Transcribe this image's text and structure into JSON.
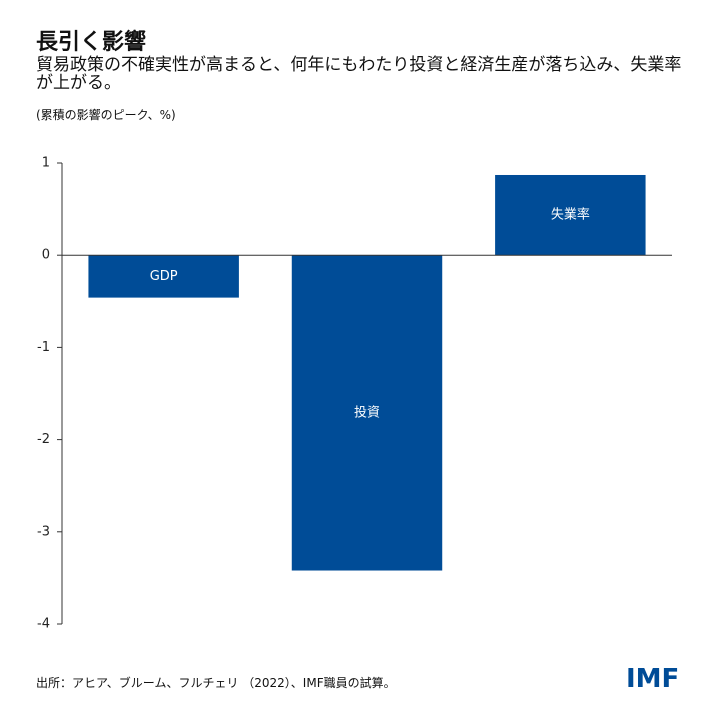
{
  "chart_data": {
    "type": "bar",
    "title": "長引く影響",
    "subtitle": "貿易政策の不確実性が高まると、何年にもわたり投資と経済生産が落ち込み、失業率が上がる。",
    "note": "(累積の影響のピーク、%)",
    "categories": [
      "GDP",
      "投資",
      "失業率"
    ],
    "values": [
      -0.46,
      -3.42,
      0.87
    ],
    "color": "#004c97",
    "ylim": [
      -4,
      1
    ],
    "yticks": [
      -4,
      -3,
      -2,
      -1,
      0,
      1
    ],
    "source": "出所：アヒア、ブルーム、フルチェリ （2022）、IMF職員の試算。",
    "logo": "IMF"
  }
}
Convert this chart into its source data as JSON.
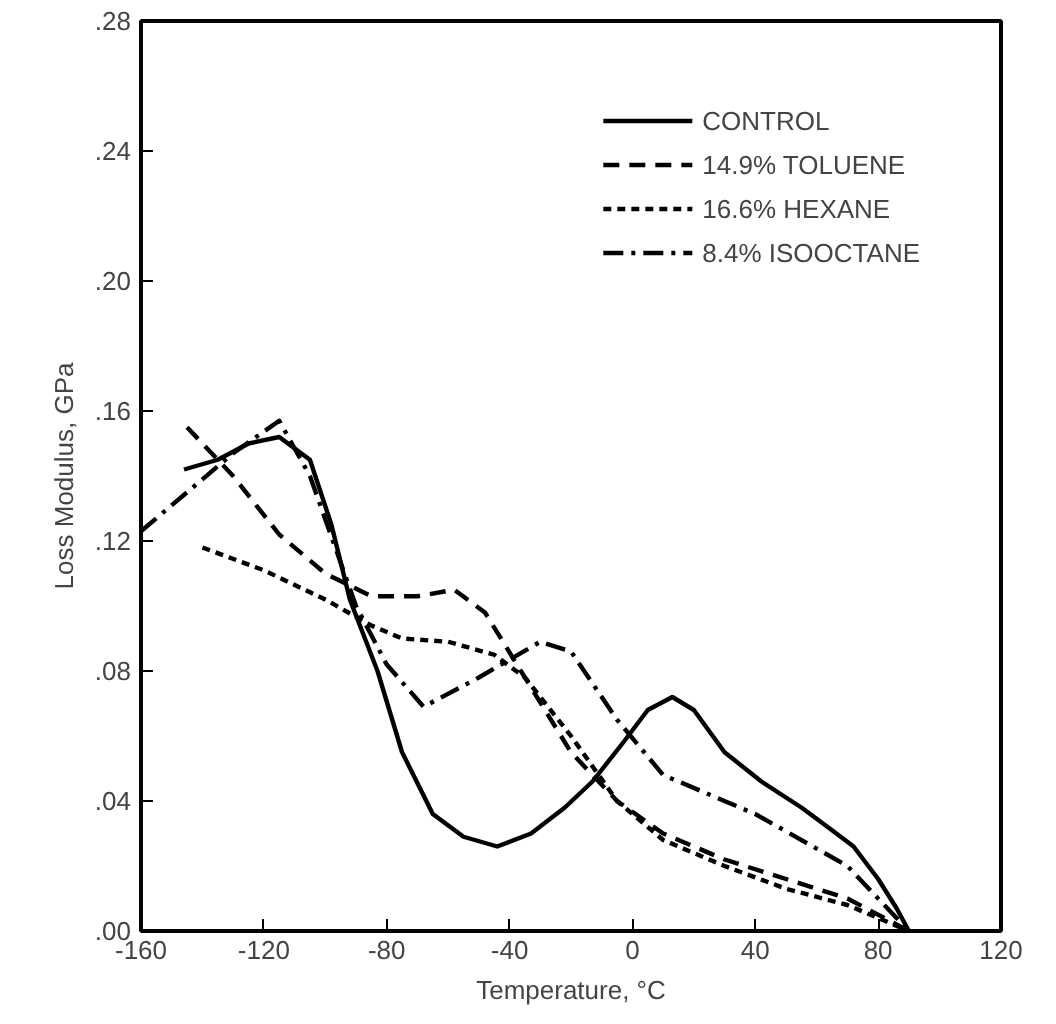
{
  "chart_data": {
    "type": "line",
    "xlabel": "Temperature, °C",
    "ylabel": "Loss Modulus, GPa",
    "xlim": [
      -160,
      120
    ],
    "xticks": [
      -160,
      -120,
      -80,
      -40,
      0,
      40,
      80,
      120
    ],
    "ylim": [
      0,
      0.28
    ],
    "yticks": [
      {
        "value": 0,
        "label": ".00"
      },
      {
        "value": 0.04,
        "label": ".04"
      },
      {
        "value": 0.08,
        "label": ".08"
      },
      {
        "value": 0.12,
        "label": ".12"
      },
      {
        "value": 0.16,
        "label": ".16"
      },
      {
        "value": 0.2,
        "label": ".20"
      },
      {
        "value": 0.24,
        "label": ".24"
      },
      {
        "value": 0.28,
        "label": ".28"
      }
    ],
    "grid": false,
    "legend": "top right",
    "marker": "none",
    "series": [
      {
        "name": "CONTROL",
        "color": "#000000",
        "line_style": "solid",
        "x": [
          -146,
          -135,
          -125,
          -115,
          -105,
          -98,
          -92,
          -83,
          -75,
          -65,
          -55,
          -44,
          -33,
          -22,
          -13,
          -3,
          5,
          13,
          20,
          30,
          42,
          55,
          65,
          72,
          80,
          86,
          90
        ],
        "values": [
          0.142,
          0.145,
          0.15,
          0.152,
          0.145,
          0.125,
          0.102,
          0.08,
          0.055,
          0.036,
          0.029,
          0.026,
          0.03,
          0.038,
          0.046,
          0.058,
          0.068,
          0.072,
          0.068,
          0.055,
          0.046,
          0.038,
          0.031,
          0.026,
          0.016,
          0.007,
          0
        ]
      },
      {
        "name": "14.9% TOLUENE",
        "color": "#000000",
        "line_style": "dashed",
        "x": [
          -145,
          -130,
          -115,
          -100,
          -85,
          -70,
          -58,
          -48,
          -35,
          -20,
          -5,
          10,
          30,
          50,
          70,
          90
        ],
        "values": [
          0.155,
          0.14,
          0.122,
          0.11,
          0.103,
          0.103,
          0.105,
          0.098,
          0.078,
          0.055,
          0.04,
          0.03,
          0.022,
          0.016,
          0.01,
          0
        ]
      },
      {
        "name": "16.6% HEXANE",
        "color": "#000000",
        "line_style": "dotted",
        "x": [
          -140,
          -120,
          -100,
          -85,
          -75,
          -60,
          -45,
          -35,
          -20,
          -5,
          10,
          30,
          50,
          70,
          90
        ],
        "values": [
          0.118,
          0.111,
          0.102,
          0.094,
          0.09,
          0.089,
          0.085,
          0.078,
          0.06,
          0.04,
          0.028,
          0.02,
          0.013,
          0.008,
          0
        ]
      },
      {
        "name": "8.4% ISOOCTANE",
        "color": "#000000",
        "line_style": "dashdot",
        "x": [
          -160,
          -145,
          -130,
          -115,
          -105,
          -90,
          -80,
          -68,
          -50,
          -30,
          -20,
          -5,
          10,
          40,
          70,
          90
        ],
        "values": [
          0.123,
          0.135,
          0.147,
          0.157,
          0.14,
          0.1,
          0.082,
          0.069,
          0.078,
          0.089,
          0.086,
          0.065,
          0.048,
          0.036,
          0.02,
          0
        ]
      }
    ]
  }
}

* * *

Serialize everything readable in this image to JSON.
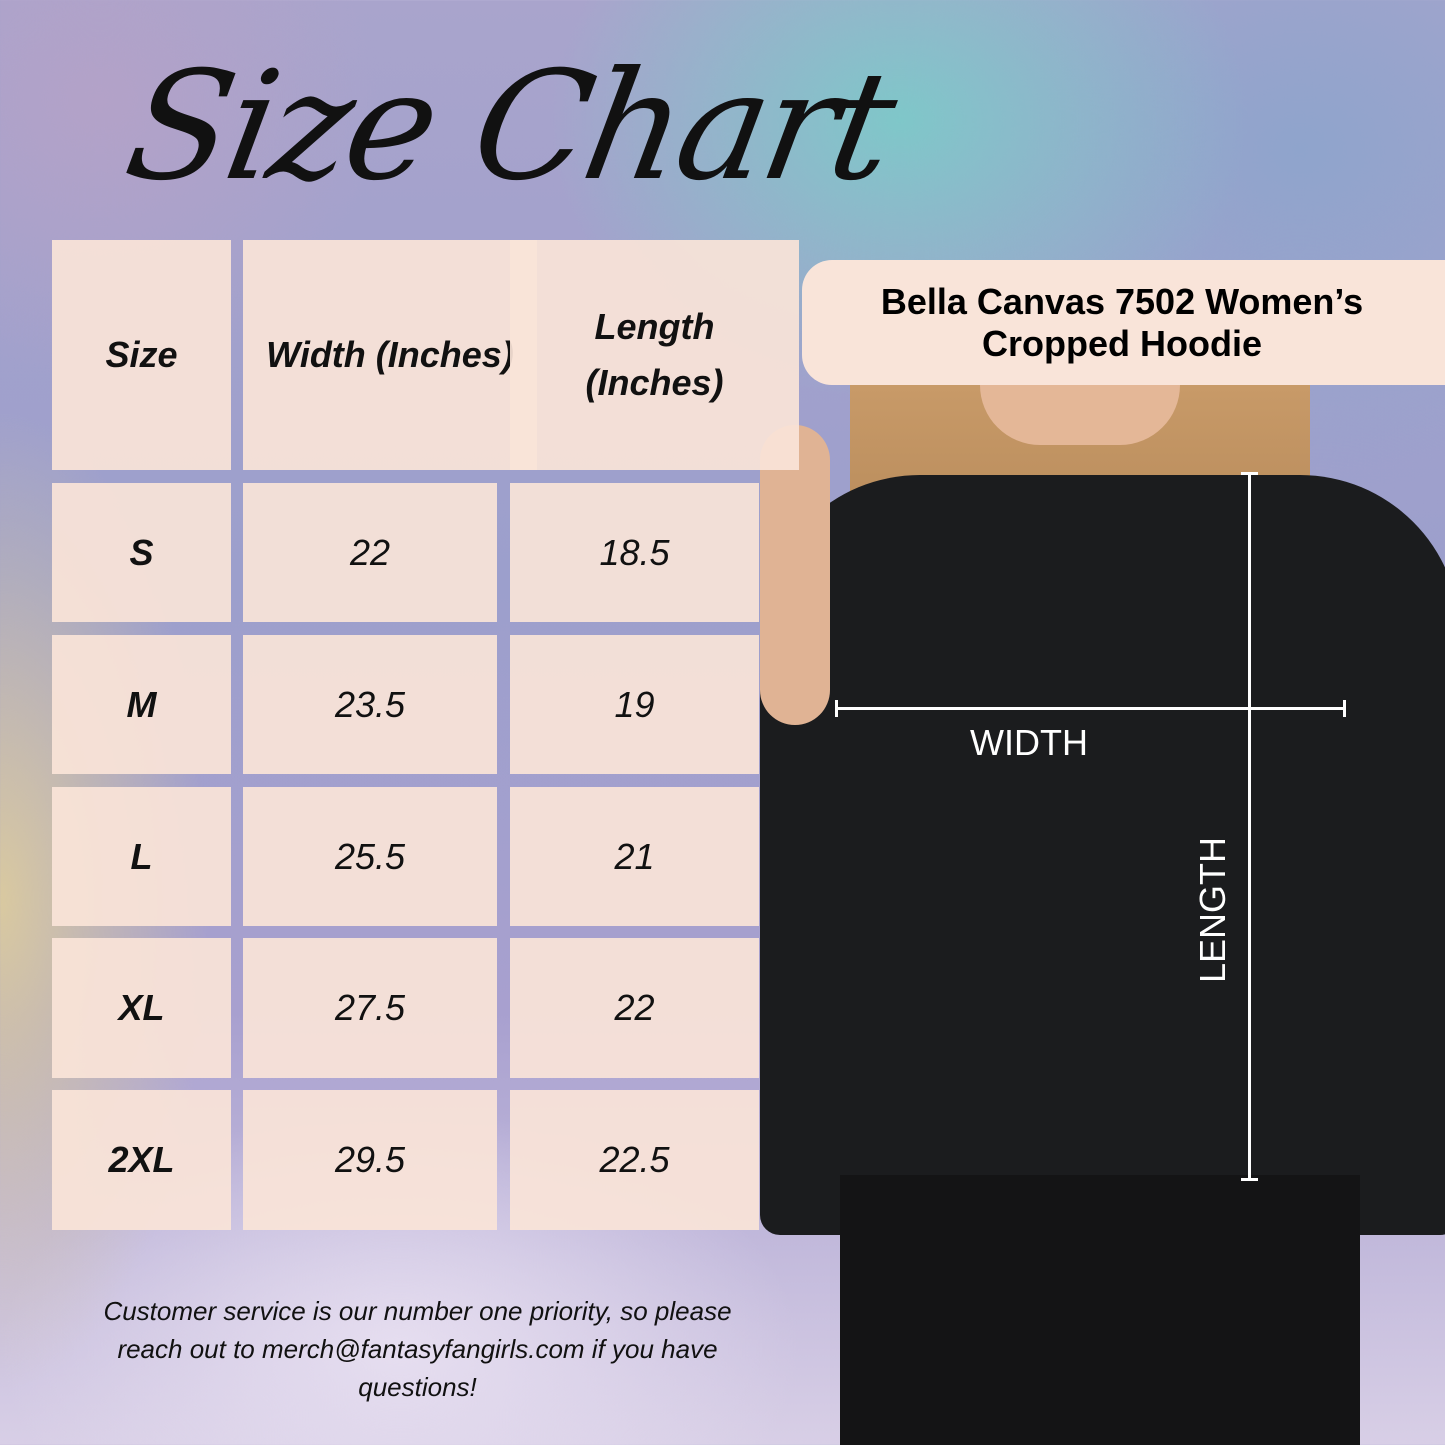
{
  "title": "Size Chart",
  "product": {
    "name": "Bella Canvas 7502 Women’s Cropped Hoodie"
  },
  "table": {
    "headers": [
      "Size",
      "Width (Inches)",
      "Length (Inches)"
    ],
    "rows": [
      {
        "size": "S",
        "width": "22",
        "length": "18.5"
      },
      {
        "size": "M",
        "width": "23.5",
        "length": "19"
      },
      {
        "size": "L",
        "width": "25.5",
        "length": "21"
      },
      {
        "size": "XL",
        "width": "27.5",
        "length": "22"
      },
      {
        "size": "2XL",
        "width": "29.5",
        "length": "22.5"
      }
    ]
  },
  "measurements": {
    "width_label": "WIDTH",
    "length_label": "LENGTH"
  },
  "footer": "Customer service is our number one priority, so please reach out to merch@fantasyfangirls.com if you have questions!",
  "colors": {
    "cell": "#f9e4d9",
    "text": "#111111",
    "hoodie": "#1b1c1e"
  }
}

Required task
Gather from the entries above all lines that include the string "text".

Worked solution
Transcribe this image's text and structure into JSON.
    "text": "#111111",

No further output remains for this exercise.